* begin *
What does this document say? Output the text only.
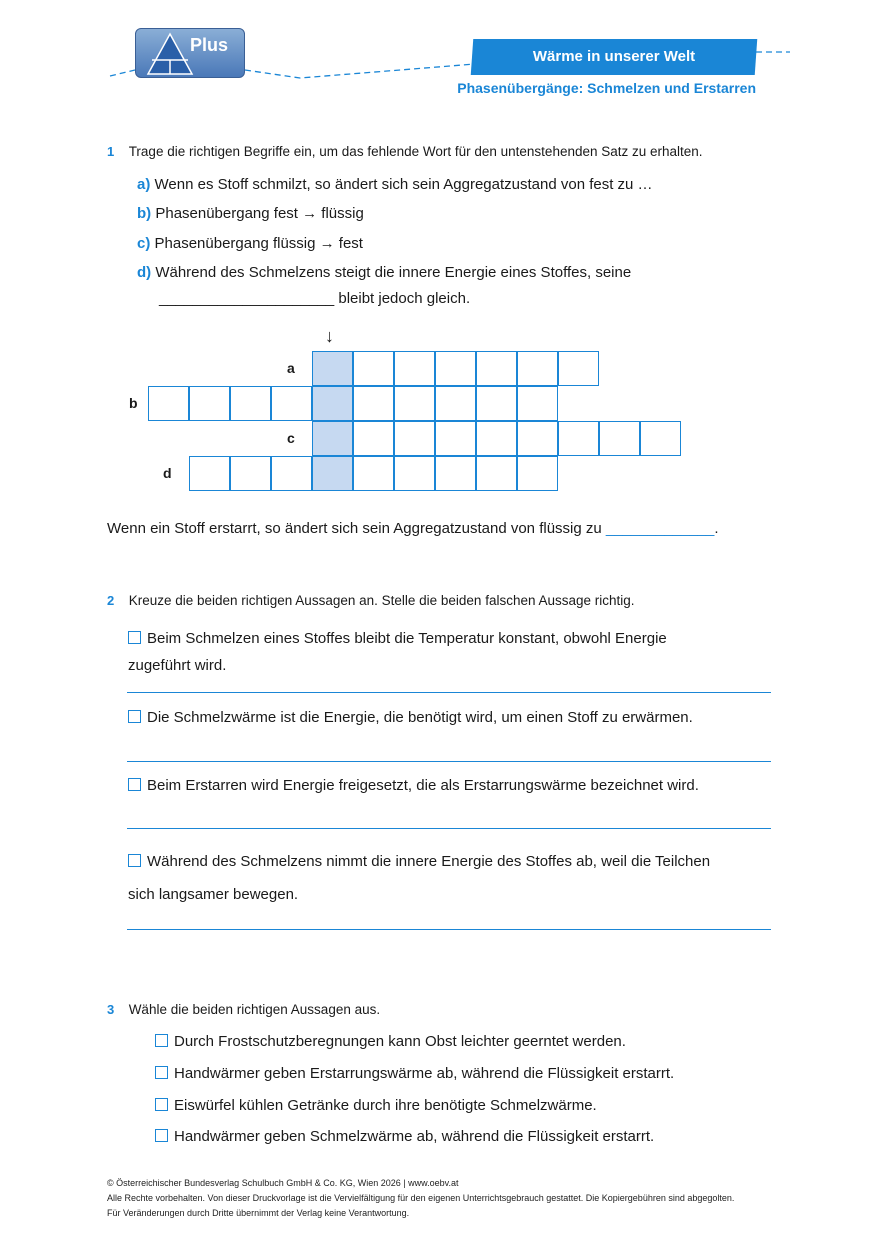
Plus
Wärme in unserer Welt
Phasenübergänge: Schmelzen und Erstarren
1 Trage die richtigen Begriffe ein, um das fehlende Wort für den untenstehenden Satz zu erhalten.
a) Wenn es Stoff schmilzt, so ändert sich sein Aggregatzustand von fest zu …
b) Phasenübergang fest → flüssig
c) Phasenübergang flüssig → fest
d) Während des Schmelzens steigt die innere Energie eines Stoffes, seine
_____________________ bleibt jedoch gleich.
↓
a
b
c
d
Wenn ein Stoff erstarrt, so ändert sich sein Aggregatzustand von flüssig zu _____________.
2 Kreuze die beiden richtigen Aussagen an. Stelle die beiden falschen Aussage richtig.
Beim Schmelzen eines Stoffes bleibt die Temperatur konstant, obwohl Energie
zugeführt wird.
Die Schmelzwärme ist die Energie, die benötigt wird, um einen Stoff zu erwärmen.
Beim Erstarren wird Energie freigesetzt, die als Erstarrungswärme bezeichnet wird.
Während des Schmelzens nimmt die innere Energie des Stoffes ab, weil die Teilchen
sich langsamer bewegen.
3 Wähle die beiden richtigen Aussagen aus.
Durch Frostschutzberegnungen kann Obst leichter geerntet werden.
Handwärmer geben Erstarrungswärme ab, während die Flüssigkeit erstarrt.
Eiswürfel kühlen Getränke durch ihre benötigte Schmelzwärme.
Handwärmer geben Schmelzwärme ab, während die Flüssigkeit erstarrt.
© Österreichischer Bundesverlag Schulbuch GmbH & Co. KG, Wien 2026 | www.oebv.at
Alle Rechte vorbehalten. Von dieser Druckvorlage ist die Vervielfältigung für den eigenen Unterrichtsgebrauch gestattet. Die Kopiergebühren sind abgegolten.
Für Veränderungen durch Dritte übernimmt der Verlag keine Verantwortung.
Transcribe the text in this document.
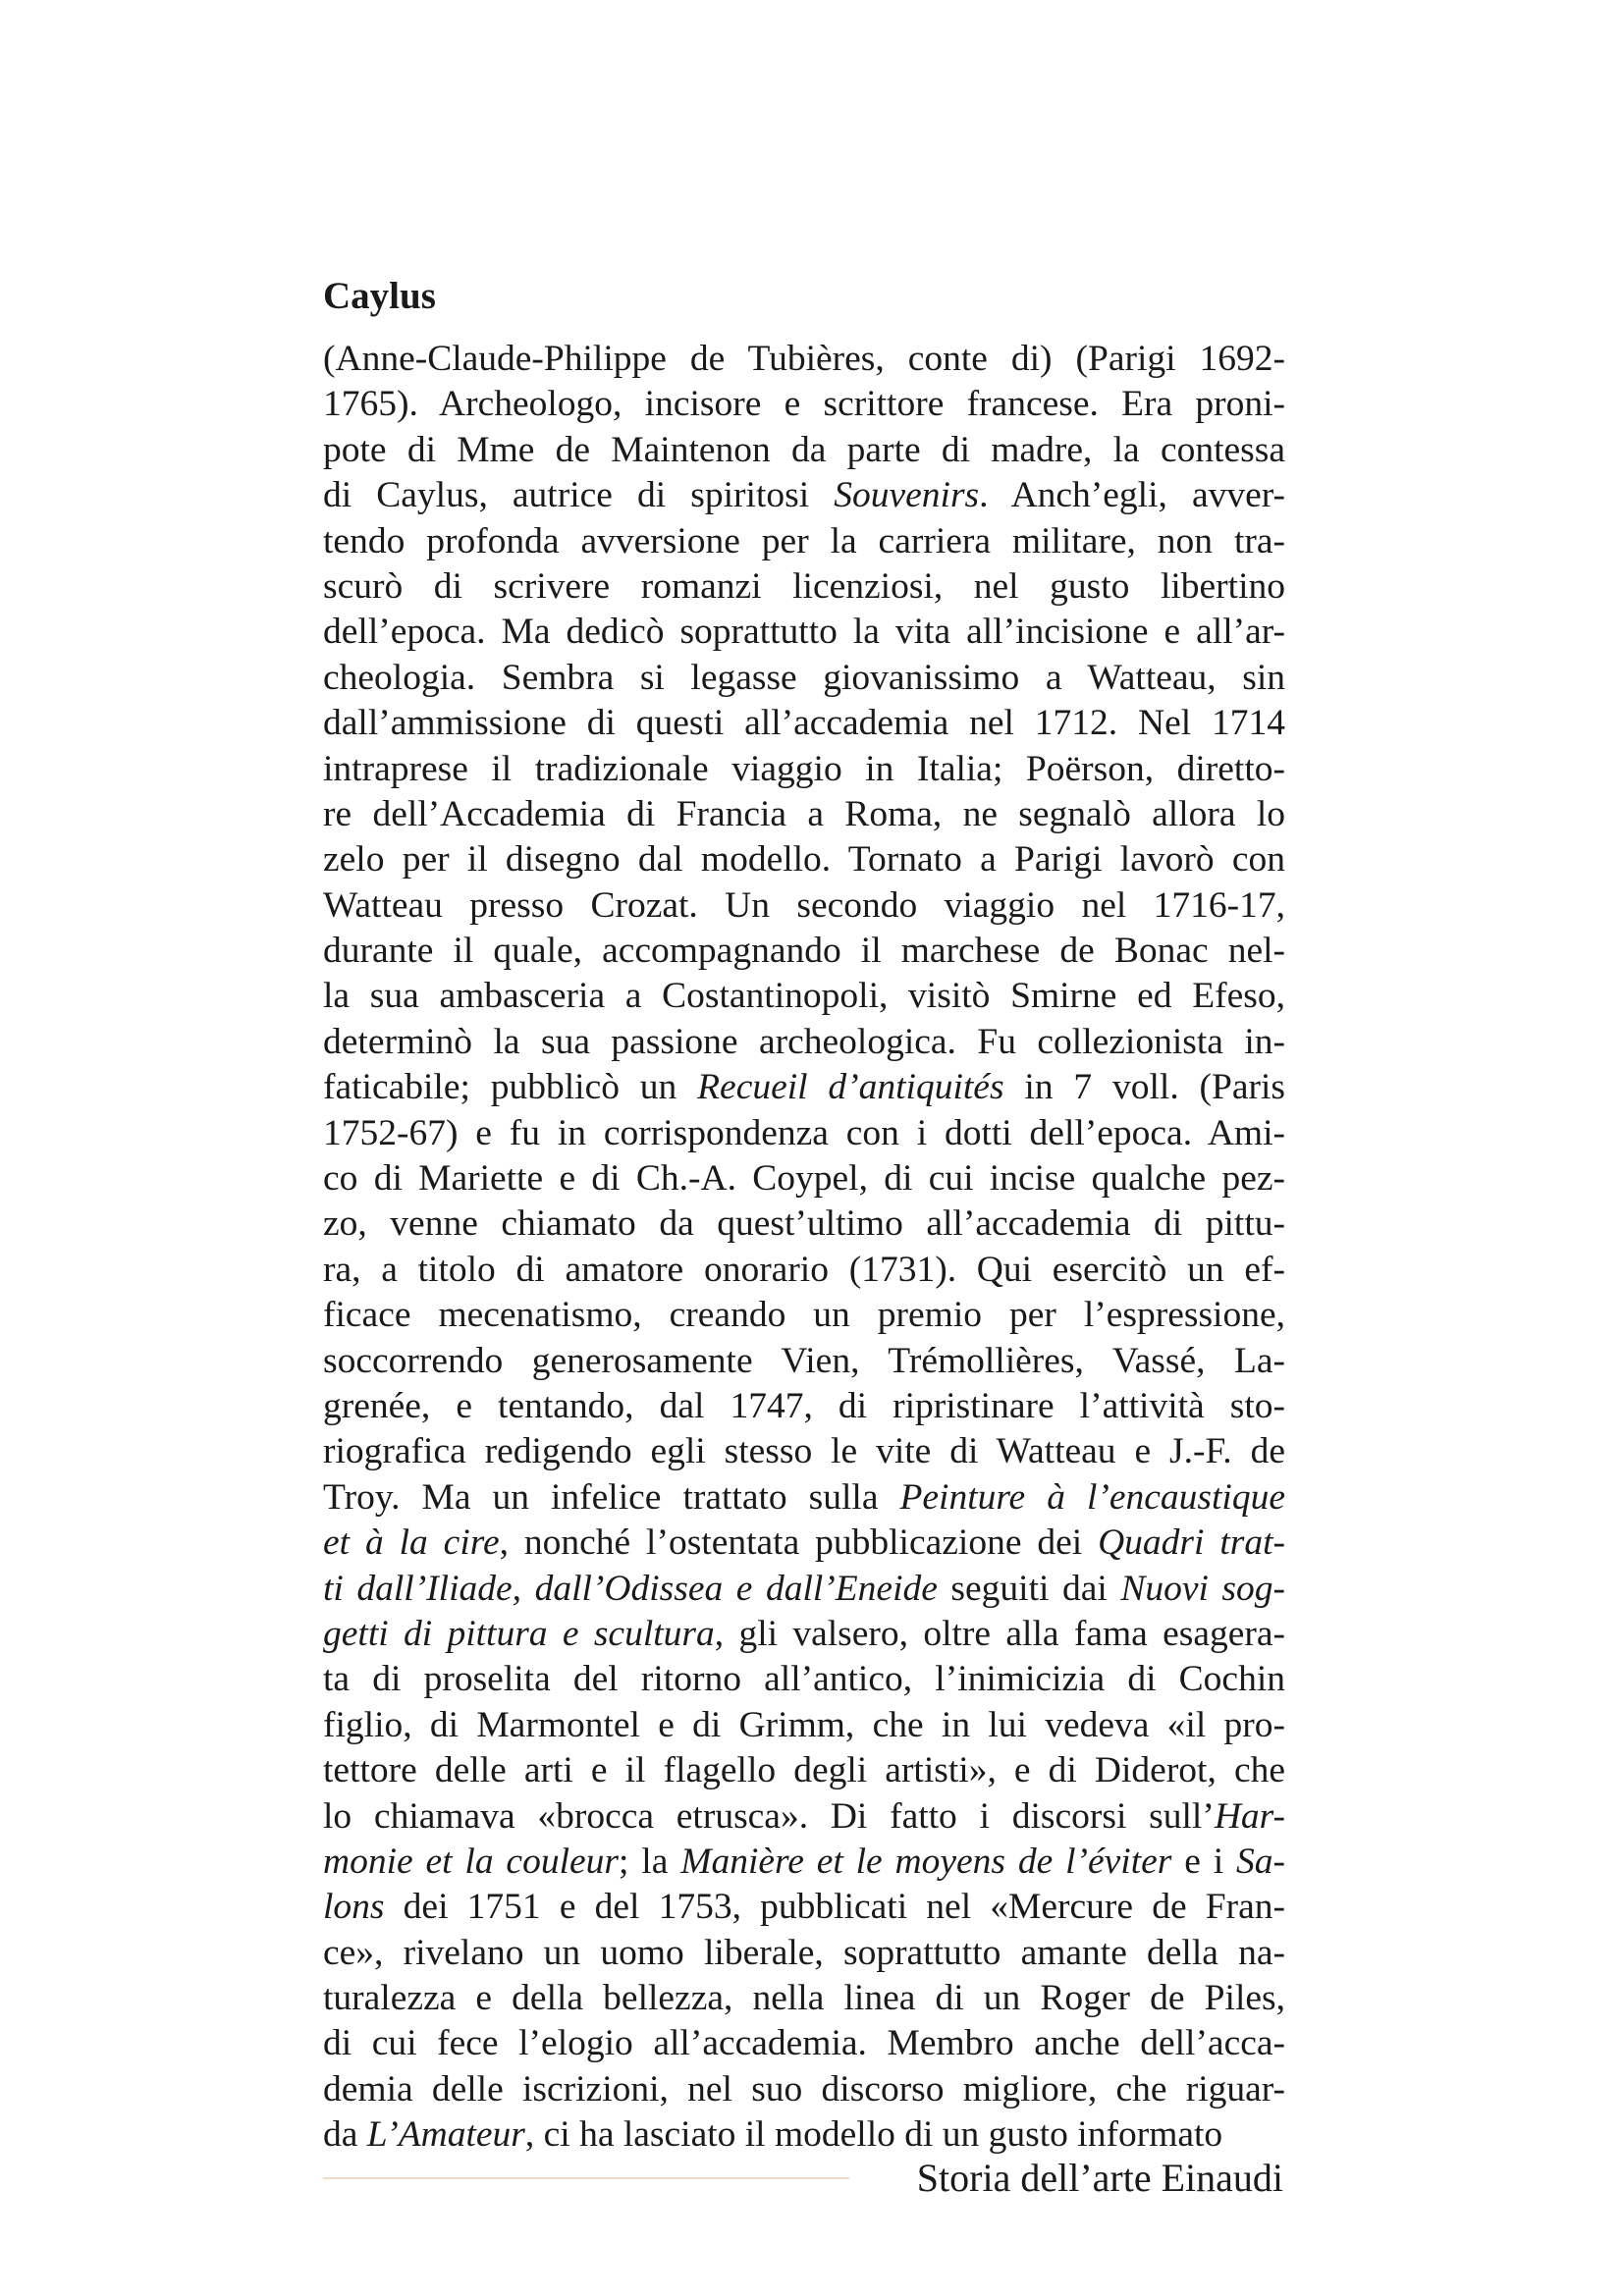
Caylus
(Anne-Claude-Philippe de Tubières, conte di) (Parigi 1692-
1765). Archeologo, incisore e scrittore francese. Era proni-
pote di Mme de Maintenon da parte di madre, la contessa
di Caylus, autrice di spiritosi Souvenirs. Anch’egli, avver-
tendo profonda avversione per la carriera militare, non tra-
scurò di scrivere romanzi licenziosi, nel gusto libertino
dell’epoca. Ma dedicò soprattutto la vita all’incisione e all’ar-
cheologia. Sembra si legasse giovanissimo a Watteau, sin
dall’ammissione di questi all’accademia nel 1712. Nel 1714
intraprese il tradizionale viaggio in Italia; Poërson, diretto-
re dell’Accademia di Francia a Roma, ne segnalò allora lo
zelo per il disegno dal modello. Tornato a Parigi lavorò con
Watteau presso Crozat. Un secondo viaggio nel 1716-17,
durante il quale, accompagnando il marchese de Bonac nel-
la sua ambasceria a Costantinopoli, visitò Smirne ed Efeso,
determinò la sua passione archeologica. Fu collezionista in-
faticabile; pubblicò un Recueil d’antiquités in 7 voll. (Paris
1752-67) e fu in corrispondenza con i dotti dell’epoca. Ami-
co di Mariette e di Ch.-A. Coypel, di cui incise qualche pez-
zo, venne chiamato da quest’ultimo all’accademia di pittu-
ra, a titolo di amatore onorario (1731). Qui esercitò un ef-
ficace mecenatismo, creando un premio per l’espressione,
soccorrendo generosamente Vien, Trémollières, Vassé, La-
grenée, e tentando, dal 1747, di ripristinare l’attività sto-
riografica redigendo egli stesso le vite di Watteau e J.-F. de
Troy. Ma un infelice trattato sulla Peinture à l’encaustique
et à la cire, nonché l’ostentata pubblicazione dei Quadri trat-
ti dall’Iliade, dall’Odissea e dall’Eneide seguiti dai Nuovi sog-
getti di pittura e scultura, gli valsero, oltre alla fama esagera-
ta di proselita del ritorno all’antico, l’inimicizia di Cochin
figlio, di Marmontel e di Grimm, che in lui vedeva «il pro-
tettore delle arti e il flagello degli artisti», e di Diderot, che
lo chiamava «brocca etrusca». Di fatto i discorsi sull’Har-
monie et la couleur; la Manière et le moyens de l’éviter e i Sa-
lons dei 1751 e del 1753, pubblicati nel «Mercure de Fran-
ce», rivelano un uomo liberale, soprattutto amante della na-
turalezza e della bellezza, nella linea di un Roger de Piles,
di cui fece l’elogio all’accademia. Membro anche dell’acca-
demia delle iscrizioni, nel suo discorso migliore, che riguar-
da L’Amateur, ci ha lasciato il modello di un gusto informato
Storia dell’arte Einaudi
* end *
● Exercise requirements:
Report each line in the preceding entries that holds the string "modello".

● Output below:
zelo per il disegno dal modello. Tornato a Parigi lavorò con
da L’Amateur, ci ha lasciato il modello di un gusto informato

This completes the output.